→ **TASK GOAL**
Extract each line of the material that follows exactly and omit its pictures.

→ **MATERIAL TO PROCESS**
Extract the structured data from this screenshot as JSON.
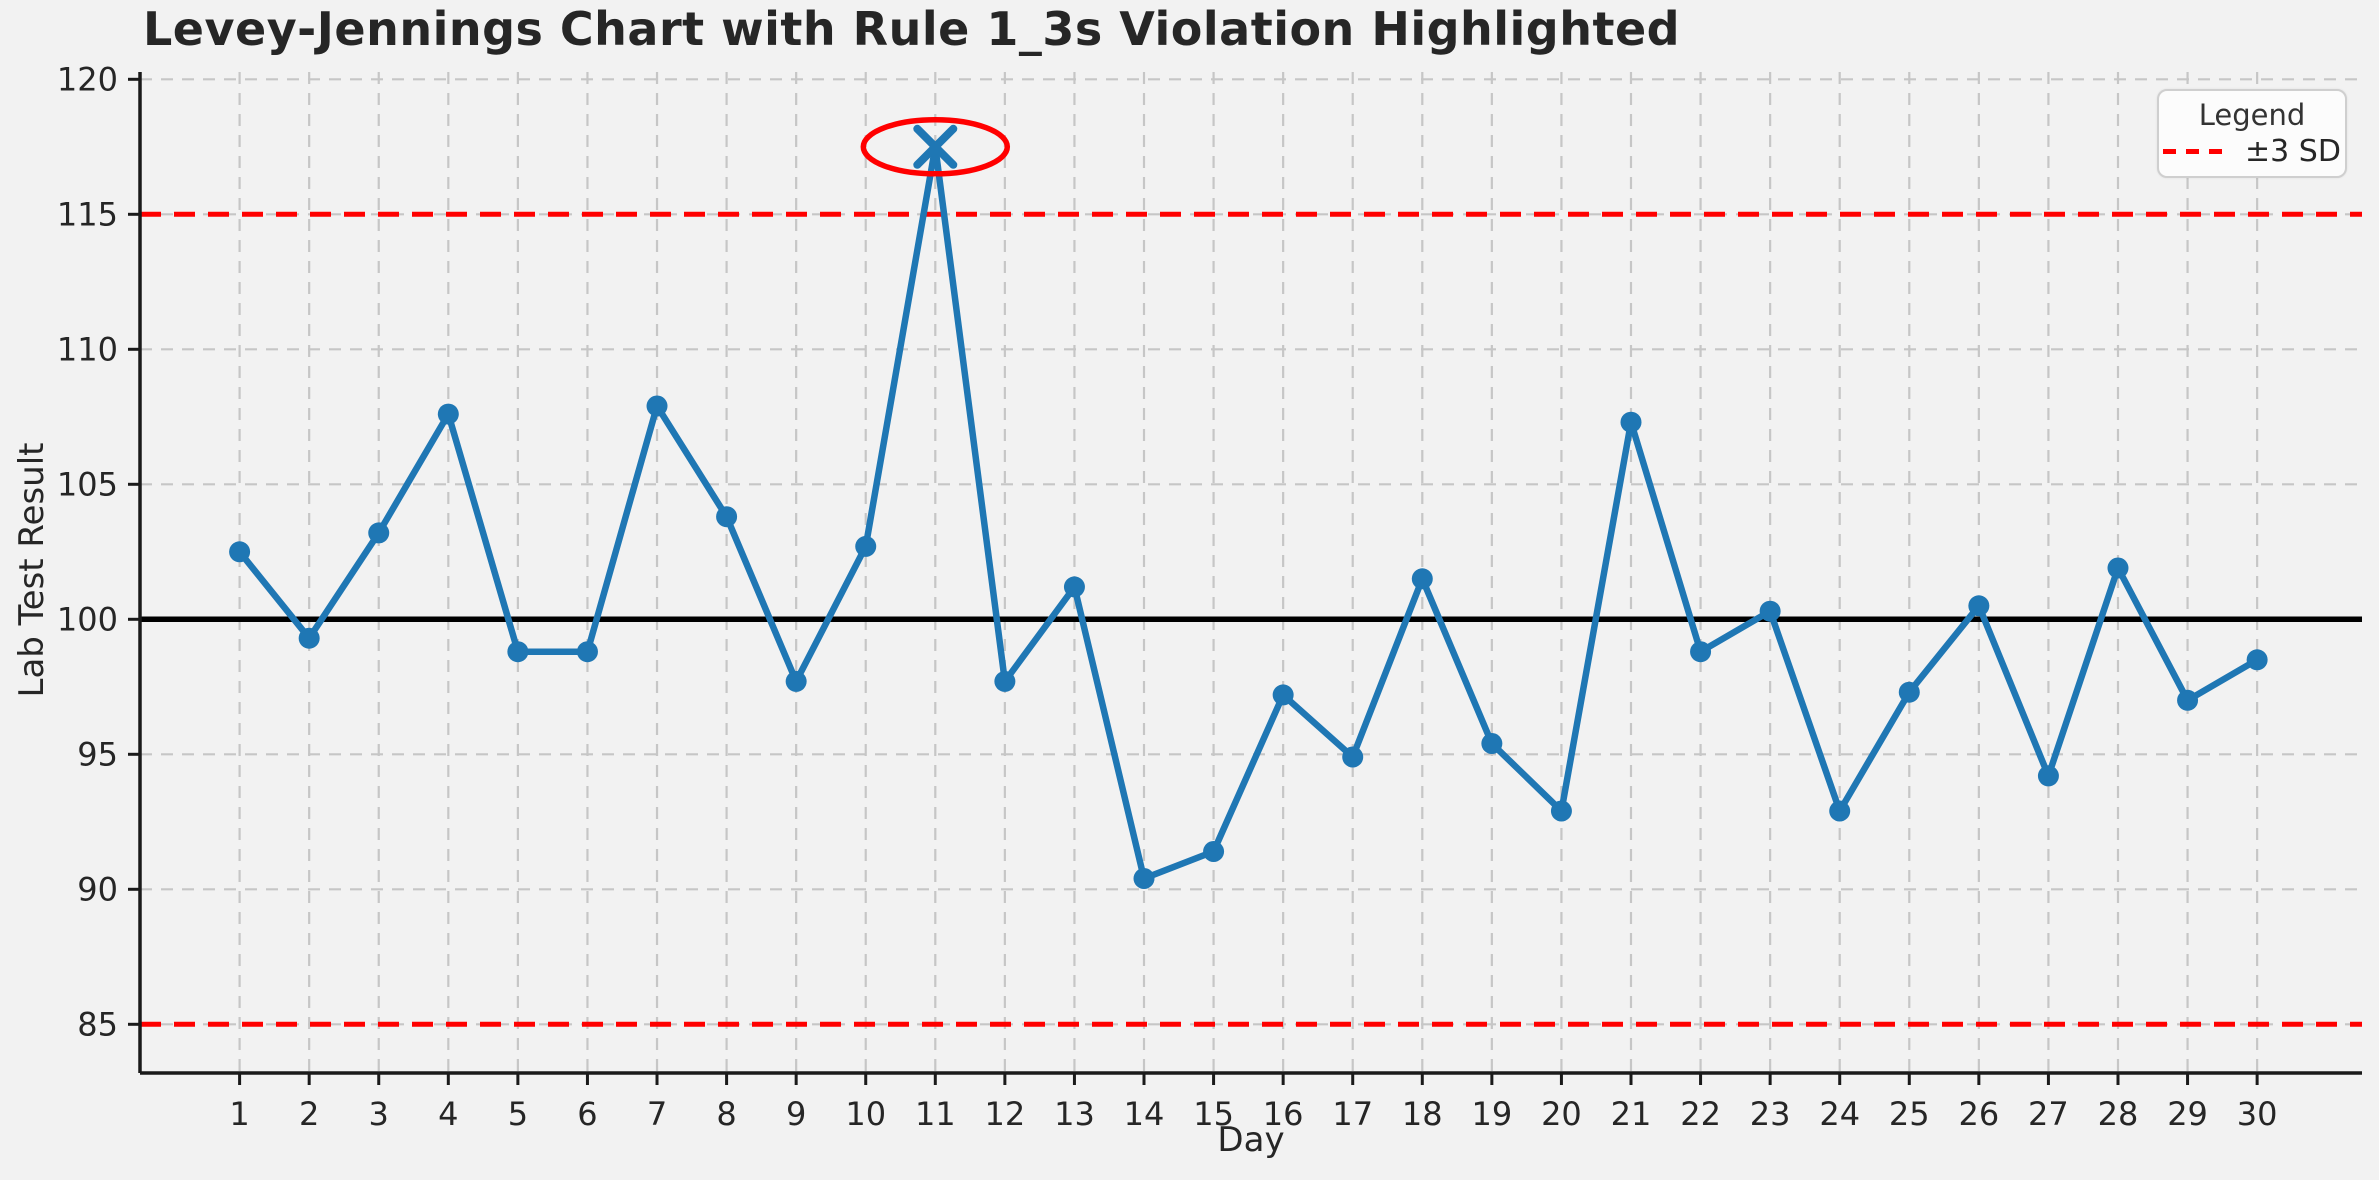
{
  "title": "Levey-Jennings Chart with Rule 1_3s Violation Highlighted",
  "legend": {
    "title": "Legend",
    "items": [
      {
        "label": "±3 SD",
        "style": "red-dashed-line"
      }
    ]
  },
  "chart_data": {
    "type": "line",
    "title": "Levey-Jennings Chart with Rule 1_3s Violation Highlighted",
    "xlabel": "Day",
    "ylabel": "Lab Test Result",
    "x": [
      1,
      2,
      3,
      4,
      5,
      6,
      7,
      8,
      9,
      10,
      11,
      12,
      13,
      14,
      15,
      16,
      17,
      18,
      19,
      20,
      21,
      22,
      23,
      24,
      25,
      26,
      27,
      28,
      29,
      30
    ],
    "series": [
      {
        "name": "Lab Test Result",
        "values": [
          102.5,
          99.3,
          103.2,
          107.6,
          98.8,
          98.8,
          107.9,
          103.8,
          97.7,
          102.7,
          117.5,
          97.7,
          101.2,
          90.4,
          91.4,
          97.2,
          94.9,
          101.5,
          95.4,
          92.9,
          107.3,
          98.8,
          100.3,
          92.9,
          97.3,
          100.5,
          94.2,
          101.9,
          97.0,
          98.5
        ]
      }
    ],
    "mean_line": 100,
    "upper_3sd_line": 115,
    "lower_3sd_line": 85,
    "violation": {
      "day": 11,
      "value": 117.5,
      "rule": "1_3s",
      "marker": "x",
      "highlight": "red-ellipse"
    },
    "yticks": [
      85,
      90,
      95,
      100,
      105,
      110,
      115,
      120
    ],
    "ylim": [
      83.2,
      120.3
    ],
    "xlim": [
      0.55,
      31.5
    ],
    "grid": true,
    "grid_style": "dashed",
    "legend_position": "upper-right",
    "colors": {
      "series": "#1f77b4",
      "mean": "#000000",
      "sd_limits": "#ff0000",
      "grid": "#c6c6c6",
      "background": "#f2f2f2",
      "text": "#262626"
    }
  }
}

→ **THE RESPONSE**
Extract the structured data from this screenshot as JSON.
{
  "title": "Levey-Jennings Chart with Rule 1_3s Violation Highlighted",
  "legend": {
    "title": "Legend",
    "items": [
      {
        "label": "±3 SD",
        "style": "red-dashed-line"
      }
    ]
  },
  "chart_data": {
    "type": "line",
    "title": "Levey-Jennings Chart with Rule 1_3s Violation Highlighted",
    "xlabel": "Day",
    "ylabel": "Lab Test Result",
    "x": [
      1,
      2,
      3,
      4,
      5,
      6,
      7,
      8,
      9,
      10,
      11,
      12,
      13,
      14,
      15,
      16,
      17,
      18,
      19,
      20,
      21,
      22,
      23,
      24,
      25,
      26,
      27,
      28,
      29,
      30
    ],
    "series": [
      {
        "name": "Lab Test Result",
        "values": [
          102.5,
          99.3,
          103.2,
          107.6,
          98.8,
          98.8,
          107.9,
          103.8,
          97.7,
          102.7,
          117.5,
          97.7,
          101.2,
          90.4,
          91.4,
          97.2,
          94.9,
          101.5,
          95.4,
          92.9,
          107.3,
          98.8,
          100.3,
          92.9,
          97.3,
          100.5,
          94.2,
          101.9,
          97.0,
          98.5
        ]
      }
    ],
    "mean_line": 100,
    "upper_3sd_line": 115,
    "lower_3sd_line": 85,
    "violation": {
      "day": 11,
      "value": 117.5,
      "rule": "1_3s",
      "marker": "x",
      "highlight": "red-ellipse"
    },
    "yticks": [
      85,
      90,
      95,
      100,
      105,
      110,
      115,
      120
    ],
    "ylim": [
      83.2,
      120.3
    ],
    "xlim": [
      0.55,
      31.5
    ],
    "grid": true,
    "grid_style": "dashed",
    "legend_position": "upper-right",
    "colors": {
      "series": "#1f77b4",
      "mean": "#000000",
      "sd_limits": "#ff0000",
      "grid": "#c6c6c6",
      "background": "#f2f2f2",
      "text": "#262626"
    }
  }
}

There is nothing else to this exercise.